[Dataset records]
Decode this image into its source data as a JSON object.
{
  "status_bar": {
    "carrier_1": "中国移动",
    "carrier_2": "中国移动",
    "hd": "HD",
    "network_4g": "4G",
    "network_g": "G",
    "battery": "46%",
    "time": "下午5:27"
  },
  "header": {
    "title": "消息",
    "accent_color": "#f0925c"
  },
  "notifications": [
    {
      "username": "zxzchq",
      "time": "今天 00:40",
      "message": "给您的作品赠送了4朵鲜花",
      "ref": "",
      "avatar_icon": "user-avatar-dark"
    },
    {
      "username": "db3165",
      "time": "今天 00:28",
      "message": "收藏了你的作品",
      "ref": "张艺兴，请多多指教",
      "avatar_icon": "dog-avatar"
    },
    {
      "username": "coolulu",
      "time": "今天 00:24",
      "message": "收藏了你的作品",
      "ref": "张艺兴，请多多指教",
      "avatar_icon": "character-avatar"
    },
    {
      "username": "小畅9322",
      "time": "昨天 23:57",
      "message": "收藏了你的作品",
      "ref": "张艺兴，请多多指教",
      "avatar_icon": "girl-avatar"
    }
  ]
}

Instructions for the task —
Write the listing out again, exactly as shown above.

The answer —
Decode this image into its source data as a JSON object.
{
  "status_bar": {
    "carrier_1": "中国移动",
    "carrier_2": "中国移动",
    "hd": "HD",
    "network_4g": "4G",
    "network_g": "G",
    "battery": "46%",
    "time": "下午5:27"
  },
  "header": {
    "title": "消息",
    "accent_color": "#f0925c"
  },
  "notifications": [
    {
      "username": "zxzchq",
      "time": "今天 00:40",
      "message": "给您的作品赠送了4朵鲜花",
      "ref": "",
      "avatar_icon": "user-avatar-dark"
    },
    {
      "username": "db3165",
      "time": "今天 00:28",
      "message": "收藏了你的作品",
      "ref": "张艺兴，请多多指教",
      "avatar_icon": "dog-avatar"
    },
    {
      "username": "coolulu",
      "time": "今天 00:24",
      "message": "收藏了你的作品",
      "ref": "张艺兴，请多多指教",
      "avatar_icon": "character-avatar"
    },
    {
      "username": "小畅9322",
      "time": "昨天 23:57",
      "message": "收藏了你的作品",
      "ref": "张艺兴，请多多指教",
      "avatar_icon": "girl-avatar"
    }
  ]
}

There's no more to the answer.